§ Stated exercise
Gather each line containing the string "this" from these entries.

§ Source material

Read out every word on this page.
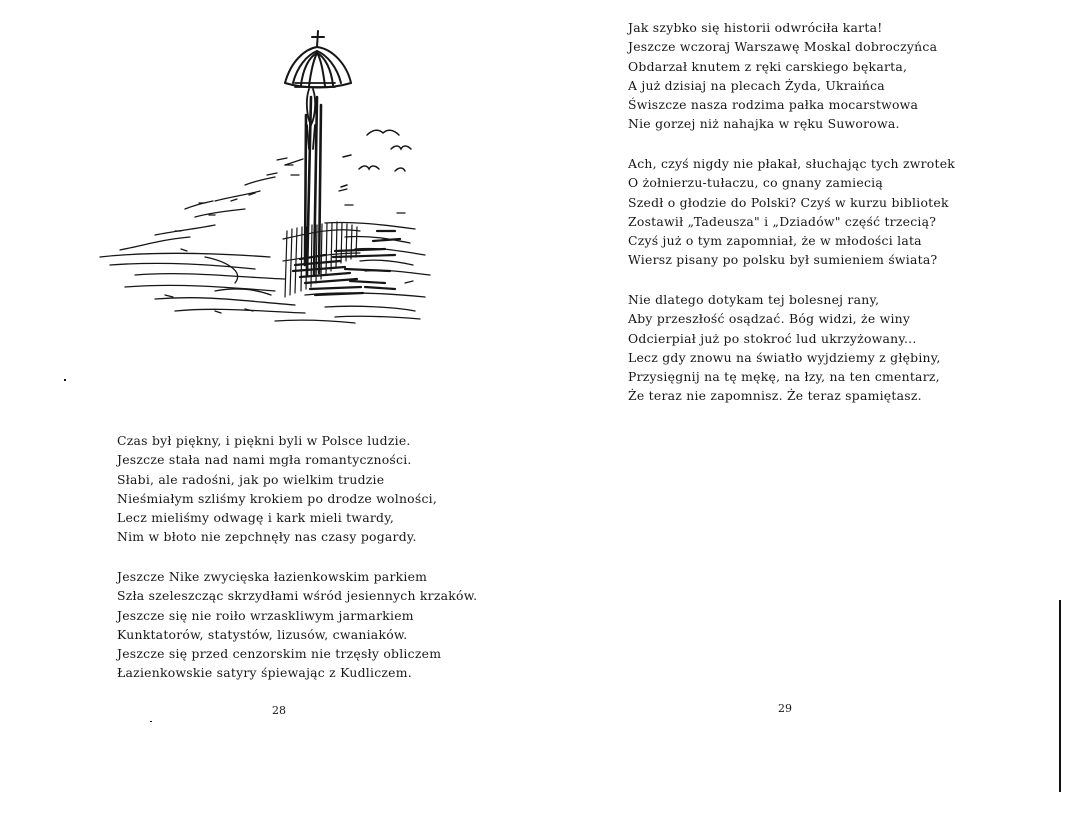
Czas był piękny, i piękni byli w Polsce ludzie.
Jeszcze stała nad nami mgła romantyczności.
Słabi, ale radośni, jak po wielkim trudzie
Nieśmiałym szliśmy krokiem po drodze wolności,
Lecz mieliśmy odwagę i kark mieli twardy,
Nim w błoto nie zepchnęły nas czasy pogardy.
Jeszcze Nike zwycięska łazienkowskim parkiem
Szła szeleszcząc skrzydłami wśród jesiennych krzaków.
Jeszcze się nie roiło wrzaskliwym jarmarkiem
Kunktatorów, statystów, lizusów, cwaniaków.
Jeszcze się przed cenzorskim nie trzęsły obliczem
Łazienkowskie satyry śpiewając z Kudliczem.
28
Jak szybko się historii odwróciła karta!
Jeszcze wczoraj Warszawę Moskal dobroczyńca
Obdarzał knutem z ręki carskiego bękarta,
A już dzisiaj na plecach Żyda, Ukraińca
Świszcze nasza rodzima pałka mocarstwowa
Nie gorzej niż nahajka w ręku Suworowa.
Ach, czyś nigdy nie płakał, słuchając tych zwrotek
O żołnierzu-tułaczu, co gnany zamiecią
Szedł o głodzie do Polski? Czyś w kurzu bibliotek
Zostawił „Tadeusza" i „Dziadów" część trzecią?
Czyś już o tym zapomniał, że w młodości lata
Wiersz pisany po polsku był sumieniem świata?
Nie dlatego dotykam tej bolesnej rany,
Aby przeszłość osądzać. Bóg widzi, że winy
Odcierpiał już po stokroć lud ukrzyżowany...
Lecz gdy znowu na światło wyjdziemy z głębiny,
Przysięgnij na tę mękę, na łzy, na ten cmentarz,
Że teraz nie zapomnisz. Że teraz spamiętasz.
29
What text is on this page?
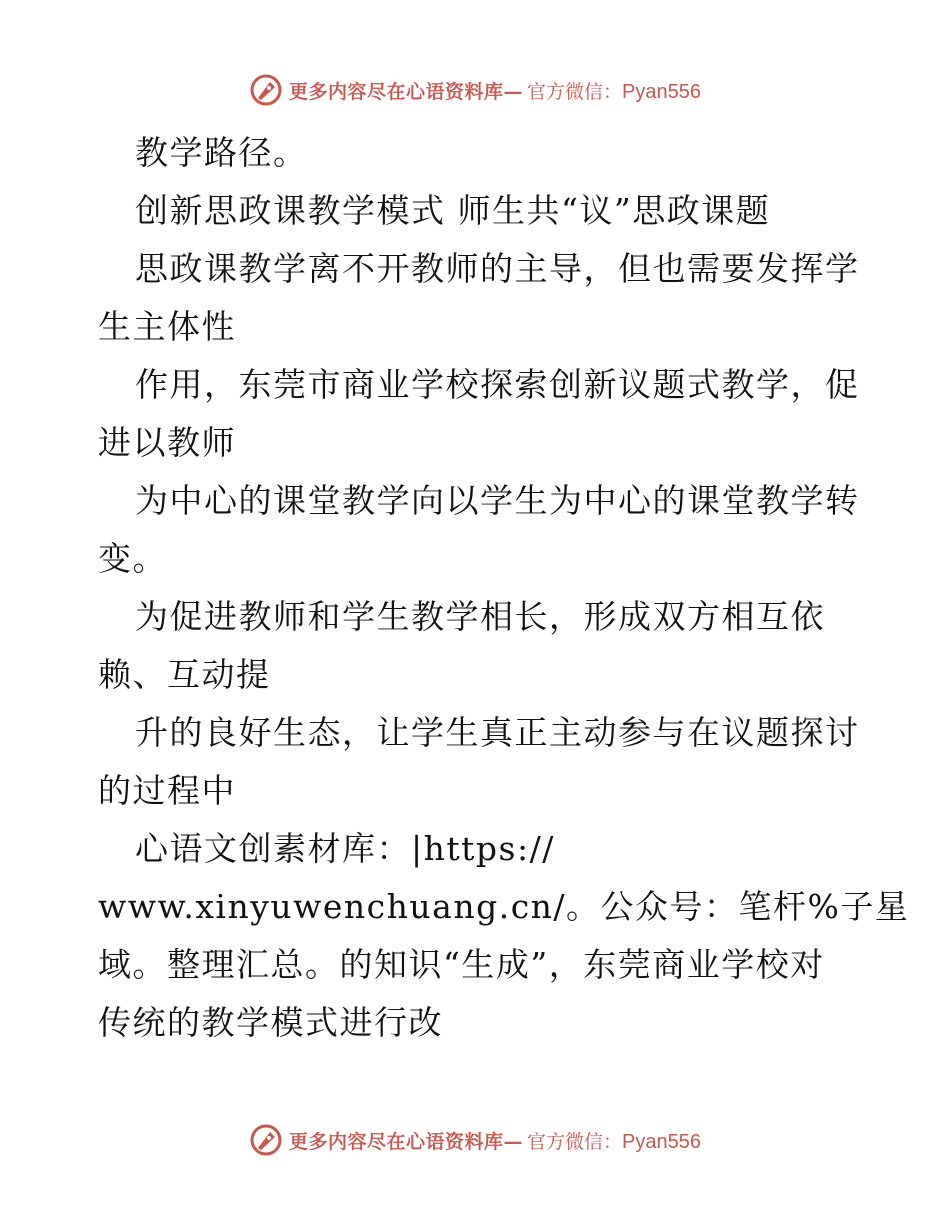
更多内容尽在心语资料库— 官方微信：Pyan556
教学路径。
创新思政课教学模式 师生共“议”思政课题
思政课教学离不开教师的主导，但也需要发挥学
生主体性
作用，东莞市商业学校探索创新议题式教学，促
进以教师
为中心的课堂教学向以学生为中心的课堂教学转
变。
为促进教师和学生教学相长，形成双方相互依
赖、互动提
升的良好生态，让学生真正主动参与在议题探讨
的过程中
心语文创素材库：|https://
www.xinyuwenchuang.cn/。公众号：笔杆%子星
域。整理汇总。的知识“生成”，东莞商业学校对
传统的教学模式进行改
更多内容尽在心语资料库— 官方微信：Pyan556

§ Exercise answer
Read out every word on this page.
What text is on this page?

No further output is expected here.